**Set problem:**
Find the lines below that contain the word "общественной" and count them. Only the number should be given.

**Materials provided:**
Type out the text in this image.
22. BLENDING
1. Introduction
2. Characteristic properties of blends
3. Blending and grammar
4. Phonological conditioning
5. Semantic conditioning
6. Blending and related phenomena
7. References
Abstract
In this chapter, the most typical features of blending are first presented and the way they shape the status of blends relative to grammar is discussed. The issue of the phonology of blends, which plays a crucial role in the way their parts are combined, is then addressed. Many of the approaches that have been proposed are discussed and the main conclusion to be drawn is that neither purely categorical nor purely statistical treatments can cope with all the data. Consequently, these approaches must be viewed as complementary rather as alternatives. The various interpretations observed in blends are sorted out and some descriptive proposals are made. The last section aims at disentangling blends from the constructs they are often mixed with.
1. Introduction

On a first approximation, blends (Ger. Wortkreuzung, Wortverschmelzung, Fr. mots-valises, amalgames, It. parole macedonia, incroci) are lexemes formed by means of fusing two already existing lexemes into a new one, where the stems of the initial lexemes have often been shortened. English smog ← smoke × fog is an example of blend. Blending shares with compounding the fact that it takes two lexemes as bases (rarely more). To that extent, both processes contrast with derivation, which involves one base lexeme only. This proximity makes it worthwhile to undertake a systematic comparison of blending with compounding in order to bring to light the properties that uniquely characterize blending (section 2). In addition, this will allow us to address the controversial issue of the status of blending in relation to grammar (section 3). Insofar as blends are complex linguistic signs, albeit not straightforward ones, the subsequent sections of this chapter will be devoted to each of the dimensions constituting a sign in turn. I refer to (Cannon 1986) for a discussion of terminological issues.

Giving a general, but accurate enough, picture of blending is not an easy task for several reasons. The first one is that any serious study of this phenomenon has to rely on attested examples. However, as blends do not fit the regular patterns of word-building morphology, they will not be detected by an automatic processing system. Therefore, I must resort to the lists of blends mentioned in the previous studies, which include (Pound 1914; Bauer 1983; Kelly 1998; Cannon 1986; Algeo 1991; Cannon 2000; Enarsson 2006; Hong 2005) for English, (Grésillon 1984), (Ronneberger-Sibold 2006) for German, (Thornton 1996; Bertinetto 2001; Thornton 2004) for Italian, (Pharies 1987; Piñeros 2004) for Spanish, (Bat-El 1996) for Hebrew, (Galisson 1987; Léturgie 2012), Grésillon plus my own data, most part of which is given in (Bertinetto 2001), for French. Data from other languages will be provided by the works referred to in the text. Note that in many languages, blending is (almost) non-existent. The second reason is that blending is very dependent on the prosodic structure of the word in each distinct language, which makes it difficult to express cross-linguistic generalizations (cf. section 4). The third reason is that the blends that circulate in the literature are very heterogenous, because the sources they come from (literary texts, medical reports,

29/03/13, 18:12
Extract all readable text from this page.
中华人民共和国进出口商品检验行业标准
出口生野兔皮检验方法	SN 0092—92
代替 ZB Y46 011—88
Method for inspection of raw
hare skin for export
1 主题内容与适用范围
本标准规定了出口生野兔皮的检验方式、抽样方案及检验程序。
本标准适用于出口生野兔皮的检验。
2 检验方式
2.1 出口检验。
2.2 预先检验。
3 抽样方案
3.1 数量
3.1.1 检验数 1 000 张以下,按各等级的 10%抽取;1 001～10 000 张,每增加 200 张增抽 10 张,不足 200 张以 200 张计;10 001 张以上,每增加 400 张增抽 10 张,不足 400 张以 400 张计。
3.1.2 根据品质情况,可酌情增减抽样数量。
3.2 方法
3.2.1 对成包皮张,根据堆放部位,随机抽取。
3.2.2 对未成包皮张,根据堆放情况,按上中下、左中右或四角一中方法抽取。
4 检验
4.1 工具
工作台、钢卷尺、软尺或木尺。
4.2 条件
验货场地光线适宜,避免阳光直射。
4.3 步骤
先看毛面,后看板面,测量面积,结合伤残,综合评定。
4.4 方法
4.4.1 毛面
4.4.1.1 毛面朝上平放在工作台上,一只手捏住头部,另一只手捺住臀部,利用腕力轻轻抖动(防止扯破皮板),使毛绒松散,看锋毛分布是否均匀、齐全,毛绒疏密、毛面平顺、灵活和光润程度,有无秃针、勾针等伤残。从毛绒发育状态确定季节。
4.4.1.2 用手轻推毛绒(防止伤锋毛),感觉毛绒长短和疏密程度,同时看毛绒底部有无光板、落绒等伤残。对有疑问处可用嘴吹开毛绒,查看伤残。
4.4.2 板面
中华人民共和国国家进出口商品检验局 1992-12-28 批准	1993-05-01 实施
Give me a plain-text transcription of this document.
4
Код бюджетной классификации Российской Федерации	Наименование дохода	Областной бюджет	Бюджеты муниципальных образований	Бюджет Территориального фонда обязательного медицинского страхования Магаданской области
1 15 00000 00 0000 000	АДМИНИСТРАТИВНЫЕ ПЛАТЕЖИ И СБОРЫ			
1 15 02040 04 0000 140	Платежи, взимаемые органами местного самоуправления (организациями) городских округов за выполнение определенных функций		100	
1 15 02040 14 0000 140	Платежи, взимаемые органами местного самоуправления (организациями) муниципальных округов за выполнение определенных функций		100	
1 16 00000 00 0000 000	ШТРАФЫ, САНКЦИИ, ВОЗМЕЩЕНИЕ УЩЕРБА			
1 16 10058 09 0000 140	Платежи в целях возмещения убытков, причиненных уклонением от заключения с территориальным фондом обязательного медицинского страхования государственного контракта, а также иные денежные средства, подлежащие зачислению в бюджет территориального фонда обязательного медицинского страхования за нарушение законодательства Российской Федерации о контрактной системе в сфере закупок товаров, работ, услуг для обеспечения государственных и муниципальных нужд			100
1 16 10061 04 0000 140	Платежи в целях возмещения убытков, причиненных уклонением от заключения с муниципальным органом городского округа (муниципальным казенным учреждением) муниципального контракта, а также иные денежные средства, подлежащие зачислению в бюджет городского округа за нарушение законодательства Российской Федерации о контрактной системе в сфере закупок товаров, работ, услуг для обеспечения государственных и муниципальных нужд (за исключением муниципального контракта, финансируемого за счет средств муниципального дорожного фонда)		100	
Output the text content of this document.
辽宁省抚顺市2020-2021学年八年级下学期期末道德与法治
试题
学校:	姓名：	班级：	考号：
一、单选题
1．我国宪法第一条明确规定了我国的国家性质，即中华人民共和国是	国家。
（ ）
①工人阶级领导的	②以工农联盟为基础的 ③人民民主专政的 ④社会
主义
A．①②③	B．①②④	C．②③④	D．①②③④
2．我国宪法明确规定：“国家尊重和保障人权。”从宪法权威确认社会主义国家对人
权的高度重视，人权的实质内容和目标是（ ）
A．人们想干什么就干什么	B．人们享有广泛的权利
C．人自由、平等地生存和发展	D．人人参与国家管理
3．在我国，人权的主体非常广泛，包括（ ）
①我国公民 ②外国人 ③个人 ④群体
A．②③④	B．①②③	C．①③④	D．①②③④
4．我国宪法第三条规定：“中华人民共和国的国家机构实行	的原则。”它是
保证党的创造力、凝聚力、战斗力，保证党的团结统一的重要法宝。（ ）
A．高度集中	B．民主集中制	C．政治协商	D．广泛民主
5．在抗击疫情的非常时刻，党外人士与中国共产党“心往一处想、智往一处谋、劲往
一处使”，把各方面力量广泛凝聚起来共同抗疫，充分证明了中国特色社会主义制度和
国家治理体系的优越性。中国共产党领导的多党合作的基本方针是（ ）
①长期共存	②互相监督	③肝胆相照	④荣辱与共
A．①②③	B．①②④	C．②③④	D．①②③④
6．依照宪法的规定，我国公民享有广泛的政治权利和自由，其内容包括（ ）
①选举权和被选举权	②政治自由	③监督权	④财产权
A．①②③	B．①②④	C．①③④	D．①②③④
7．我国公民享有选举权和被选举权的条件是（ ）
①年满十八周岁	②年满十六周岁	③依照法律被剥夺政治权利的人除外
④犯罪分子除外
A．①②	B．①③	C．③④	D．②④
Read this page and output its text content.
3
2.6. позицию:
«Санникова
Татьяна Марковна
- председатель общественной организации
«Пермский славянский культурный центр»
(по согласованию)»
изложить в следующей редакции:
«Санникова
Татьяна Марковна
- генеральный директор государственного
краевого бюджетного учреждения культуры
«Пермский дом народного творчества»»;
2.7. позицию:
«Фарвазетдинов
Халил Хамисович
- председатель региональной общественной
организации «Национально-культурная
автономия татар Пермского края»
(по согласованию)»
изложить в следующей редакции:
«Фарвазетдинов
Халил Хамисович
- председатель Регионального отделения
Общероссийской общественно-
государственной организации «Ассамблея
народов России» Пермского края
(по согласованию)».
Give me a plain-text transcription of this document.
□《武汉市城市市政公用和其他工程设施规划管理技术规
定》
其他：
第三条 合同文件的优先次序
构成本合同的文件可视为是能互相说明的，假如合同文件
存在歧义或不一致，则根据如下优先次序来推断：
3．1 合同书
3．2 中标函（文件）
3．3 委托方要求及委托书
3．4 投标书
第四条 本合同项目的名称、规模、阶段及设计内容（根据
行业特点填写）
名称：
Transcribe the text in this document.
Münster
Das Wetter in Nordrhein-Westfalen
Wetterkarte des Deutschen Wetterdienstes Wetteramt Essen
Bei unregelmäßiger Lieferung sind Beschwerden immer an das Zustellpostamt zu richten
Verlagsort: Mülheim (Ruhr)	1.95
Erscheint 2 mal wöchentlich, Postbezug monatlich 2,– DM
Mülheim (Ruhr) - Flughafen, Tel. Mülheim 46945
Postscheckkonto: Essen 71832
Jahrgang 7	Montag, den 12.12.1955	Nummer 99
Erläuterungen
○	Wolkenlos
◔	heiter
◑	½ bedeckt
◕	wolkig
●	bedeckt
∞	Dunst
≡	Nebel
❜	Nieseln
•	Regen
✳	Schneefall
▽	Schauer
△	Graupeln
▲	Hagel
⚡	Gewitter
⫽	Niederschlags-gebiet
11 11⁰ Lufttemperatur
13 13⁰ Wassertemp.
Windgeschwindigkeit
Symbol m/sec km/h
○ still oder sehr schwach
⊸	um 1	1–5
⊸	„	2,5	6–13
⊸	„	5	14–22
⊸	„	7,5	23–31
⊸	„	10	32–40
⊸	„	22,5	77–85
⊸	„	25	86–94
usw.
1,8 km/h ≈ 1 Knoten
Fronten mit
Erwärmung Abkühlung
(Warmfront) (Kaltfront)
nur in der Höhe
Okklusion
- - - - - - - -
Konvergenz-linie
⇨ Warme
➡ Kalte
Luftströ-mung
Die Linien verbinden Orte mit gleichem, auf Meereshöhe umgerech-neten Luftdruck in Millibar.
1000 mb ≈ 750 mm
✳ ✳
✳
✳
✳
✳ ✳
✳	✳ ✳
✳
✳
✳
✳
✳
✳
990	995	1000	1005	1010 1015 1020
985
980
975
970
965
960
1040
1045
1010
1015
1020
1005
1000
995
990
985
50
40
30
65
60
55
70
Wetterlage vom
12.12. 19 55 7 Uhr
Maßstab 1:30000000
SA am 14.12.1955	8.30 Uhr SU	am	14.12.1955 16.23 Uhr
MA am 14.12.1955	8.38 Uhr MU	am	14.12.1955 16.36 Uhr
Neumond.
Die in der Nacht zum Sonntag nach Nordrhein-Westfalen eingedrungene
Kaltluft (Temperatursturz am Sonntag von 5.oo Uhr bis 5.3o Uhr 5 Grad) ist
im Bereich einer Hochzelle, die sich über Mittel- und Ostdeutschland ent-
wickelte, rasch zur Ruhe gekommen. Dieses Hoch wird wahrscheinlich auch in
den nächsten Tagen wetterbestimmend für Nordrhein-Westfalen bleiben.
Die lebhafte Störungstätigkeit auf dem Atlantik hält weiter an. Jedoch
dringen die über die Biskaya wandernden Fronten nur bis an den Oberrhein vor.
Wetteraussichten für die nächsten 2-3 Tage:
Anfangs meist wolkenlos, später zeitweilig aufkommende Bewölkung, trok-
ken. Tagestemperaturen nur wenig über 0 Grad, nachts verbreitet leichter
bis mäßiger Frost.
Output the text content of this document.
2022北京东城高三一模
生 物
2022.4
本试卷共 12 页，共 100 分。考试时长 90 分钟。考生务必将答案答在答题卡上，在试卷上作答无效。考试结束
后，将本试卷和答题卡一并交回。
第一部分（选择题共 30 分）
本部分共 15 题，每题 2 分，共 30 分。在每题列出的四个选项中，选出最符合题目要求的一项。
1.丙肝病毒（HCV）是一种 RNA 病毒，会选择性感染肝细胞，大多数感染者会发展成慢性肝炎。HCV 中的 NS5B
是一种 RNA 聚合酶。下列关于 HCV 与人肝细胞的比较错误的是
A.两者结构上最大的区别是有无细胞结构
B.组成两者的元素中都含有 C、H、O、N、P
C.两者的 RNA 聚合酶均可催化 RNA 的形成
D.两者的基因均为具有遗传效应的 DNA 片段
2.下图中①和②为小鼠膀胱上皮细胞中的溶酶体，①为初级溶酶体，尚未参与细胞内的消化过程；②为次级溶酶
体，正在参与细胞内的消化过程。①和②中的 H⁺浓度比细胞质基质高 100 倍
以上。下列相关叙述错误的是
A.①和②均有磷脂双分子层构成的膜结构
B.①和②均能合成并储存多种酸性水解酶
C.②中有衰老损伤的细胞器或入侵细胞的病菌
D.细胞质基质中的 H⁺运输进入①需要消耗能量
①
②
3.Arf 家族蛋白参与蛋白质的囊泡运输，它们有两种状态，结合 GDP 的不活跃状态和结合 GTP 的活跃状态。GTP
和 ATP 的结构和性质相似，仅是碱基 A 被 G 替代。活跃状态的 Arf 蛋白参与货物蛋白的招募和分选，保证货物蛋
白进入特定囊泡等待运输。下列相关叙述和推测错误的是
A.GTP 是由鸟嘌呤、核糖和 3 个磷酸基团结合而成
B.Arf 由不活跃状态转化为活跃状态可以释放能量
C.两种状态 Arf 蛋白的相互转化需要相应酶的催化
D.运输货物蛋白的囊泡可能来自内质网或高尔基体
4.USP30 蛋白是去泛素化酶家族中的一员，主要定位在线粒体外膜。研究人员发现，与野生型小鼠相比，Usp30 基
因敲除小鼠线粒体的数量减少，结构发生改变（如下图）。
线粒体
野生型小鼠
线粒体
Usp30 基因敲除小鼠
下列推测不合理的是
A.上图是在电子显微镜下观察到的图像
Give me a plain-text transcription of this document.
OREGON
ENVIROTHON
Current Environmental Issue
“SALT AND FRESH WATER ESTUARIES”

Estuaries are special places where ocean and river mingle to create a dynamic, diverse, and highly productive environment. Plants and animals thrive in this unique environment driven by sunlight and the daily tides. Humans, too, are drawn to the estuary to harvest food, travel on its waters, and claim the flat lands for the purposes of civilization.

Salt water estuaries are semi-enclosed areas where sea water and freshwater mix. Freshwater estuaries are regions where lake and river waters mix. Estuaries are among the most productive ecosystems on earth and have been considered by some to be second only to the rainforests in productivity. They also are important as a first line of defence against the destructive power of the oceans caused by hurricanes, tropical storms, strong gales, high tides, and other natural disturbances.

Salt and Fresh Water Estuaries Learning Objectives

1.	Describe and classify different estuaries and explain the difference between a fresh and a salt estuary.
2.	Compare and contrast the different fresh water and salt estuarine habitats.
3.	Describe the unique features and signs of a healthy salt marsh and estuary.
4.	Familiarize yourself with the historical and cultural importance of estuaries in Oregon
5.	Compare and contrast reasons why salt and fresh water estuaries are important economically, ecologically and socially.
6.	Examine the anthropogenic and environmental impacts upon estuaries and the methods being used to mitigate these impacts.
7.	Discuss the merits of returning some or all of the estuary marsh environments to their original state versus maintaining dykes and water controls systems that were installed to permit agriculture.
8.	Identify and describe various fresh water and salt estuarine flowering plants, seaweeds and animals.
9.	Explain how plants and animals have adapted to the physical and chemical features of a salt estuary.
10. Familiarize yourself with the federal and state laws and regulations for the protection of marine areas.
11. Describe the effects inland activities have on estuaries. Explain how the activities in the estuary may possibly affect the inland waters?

**Response to this task:**
2